What you should do:
List all lines of the data containing the word "chevron".

Collected data entries:
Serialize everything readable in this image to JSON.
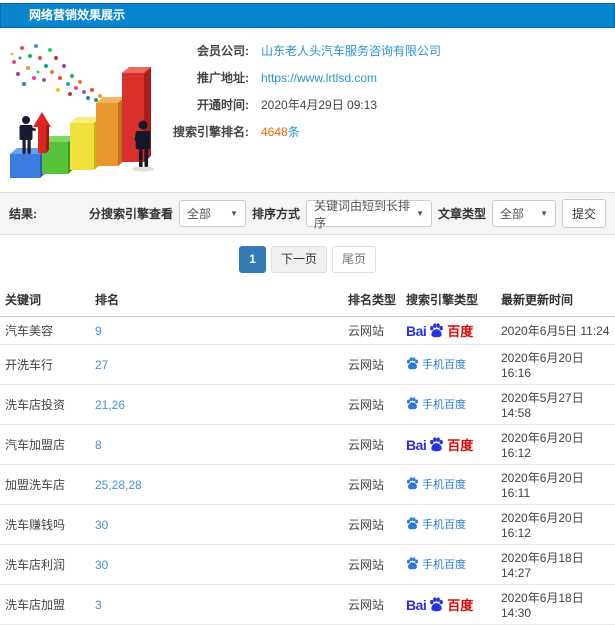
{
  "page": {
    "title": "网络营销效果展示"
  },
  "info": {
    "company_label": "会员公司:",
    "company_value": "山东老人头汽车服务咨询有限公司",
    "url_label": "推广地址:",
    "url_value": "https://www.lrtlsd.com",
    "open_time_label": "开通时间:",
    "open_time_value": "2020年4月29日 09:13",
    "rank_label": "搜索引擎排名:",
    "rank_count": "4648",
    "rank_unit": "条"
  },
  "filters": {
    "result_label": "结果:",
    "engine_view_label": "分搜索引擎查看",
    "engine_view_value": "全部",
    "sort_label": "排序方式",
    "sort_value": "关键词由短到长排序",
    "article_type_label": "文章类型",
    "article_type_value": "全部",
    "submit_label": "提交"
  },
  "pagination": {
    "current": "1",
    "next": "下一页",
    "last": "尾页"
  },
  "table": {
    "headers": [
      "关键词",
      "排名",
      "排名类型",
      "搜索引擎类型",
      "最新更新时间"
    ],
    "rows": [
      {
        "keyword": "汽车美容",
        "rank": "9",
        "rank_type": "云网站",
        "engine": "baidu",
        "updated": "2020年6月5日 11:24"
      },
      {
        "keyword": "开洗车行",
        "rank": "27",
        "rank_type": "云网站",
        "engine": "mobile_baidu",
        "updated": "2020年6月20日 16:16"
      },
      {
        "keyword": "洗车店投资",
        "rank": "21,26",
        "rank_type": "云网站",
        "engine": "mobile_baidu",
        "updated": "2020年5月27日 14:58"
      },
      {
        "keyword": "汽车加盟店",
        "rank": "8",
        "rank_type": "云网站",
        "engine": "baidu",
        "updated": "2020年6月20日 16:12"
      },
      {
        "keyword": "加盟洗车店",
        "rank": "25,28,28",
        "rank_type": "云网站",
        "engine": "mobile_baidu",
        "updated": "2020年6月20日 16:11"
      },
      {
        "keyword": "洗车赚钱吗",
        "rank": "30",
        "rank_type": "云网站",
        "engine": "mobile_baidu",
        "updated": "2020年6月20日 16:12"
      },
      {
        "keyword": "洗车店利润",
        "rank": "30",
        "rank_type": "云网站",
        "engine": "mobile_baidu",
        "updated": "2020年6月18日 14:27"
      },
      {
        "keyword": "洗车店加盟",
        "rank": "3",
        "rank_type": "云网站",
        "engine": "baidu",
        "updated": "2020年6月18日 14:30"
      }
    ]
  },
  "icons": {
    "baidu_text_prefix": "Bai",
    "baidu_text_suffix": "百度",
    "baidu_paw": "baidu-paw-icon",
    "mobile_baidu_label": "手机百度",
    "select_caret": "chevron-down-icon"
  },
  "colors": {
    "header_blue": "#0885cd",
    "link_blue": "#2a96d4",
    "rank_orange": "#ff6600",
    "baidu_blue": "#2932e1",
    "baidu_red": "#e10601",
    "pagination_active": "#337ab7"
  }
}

==

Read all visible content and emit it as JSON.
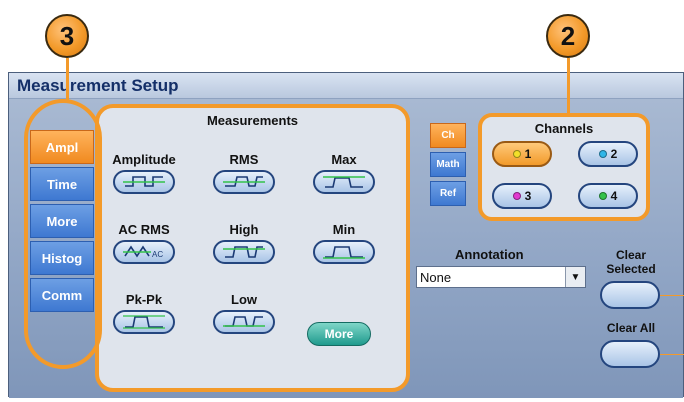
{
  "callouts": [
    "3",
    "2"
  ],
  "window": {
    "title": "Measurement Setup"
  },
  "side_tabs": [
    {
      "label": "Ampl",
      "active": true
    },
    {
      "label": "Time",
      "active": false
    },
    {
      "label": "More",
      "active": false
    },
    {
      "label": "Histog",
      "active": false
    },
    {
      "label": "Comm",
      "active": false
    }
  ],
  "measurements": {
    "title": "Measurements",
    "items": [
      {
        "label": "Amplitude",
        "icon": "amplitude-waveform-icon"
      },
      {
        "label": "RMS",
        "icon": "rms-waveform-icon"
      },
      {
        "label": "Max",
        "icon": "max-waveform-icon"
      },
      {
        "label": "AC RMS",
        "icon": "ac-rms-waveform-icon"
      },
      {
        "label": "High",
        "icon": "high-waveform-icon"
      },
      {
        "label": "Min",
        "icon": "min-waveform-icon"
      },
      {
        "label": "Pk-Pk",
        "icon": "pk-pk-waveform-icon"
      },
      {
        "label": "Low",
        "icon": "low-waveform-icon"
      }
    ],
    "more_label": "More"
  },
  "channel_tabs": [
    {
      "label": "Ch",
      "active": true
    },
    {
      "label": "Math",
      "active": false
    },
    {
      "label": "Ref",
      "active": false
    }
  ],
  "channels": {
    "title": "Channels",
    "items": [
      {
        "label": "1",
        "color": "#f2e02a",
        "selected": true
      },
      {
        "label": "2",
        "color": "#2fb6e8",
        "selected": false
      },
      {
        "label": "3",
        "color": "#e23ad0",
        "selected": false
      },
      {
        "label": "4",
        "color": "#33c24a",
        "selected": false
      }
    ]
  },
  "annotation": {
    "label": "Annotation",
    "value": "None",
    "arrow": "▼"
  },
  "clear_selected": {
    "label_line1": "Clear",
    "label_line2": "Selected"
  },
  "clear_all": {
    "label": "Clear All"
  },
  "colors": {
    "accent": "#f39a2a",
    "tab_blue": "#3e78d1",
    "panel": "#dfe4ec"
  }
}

* * *

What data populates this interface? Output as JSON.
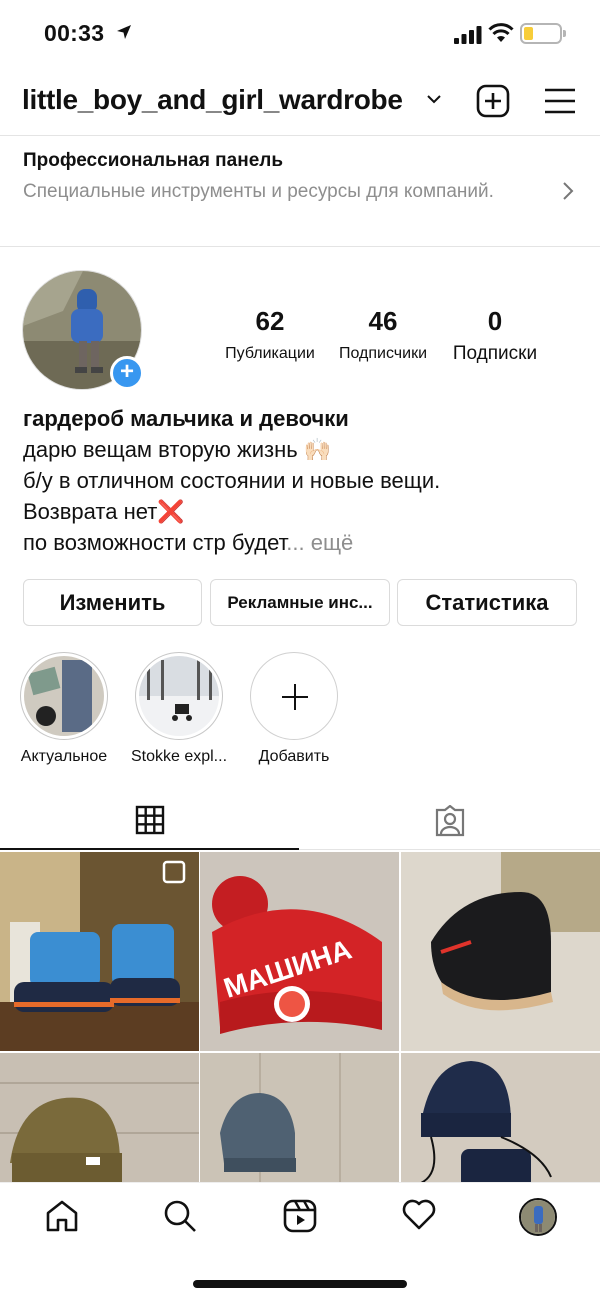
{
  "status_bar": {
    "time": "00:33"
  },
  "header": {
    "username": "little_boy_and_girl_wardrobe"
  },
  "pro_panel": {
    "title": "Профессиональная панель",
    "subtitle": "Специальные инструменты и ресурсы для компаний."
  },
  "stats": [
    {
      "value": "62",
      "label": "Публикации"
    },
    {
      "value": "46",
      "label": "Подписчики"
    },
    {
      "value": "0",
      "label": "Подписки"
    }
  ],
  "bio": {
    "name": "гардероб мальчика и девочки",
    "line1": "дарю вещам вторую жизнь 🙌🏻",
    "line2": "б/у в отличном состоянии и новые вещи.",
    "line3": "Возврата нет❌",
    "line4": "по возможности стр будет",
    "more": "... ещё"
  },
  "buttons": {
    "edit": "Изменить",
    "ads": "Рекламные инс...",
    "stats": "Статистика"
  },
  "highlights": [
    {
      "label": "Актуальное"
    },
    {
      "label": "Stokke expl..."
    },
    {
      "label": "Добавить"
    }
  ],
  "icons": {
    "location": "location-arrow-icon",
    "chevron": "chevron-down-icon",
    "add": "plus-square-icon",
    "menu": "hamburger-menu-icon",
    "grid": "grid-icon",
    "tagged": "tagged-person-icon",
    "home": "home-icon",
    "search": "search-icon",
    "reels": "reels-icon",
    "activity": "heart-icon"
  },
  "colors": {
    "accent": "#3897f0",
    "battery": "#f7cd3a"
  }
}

Exercise output:
    "select_caret": "chevron-down-icon"
    "chevron": "chevron-down-icon",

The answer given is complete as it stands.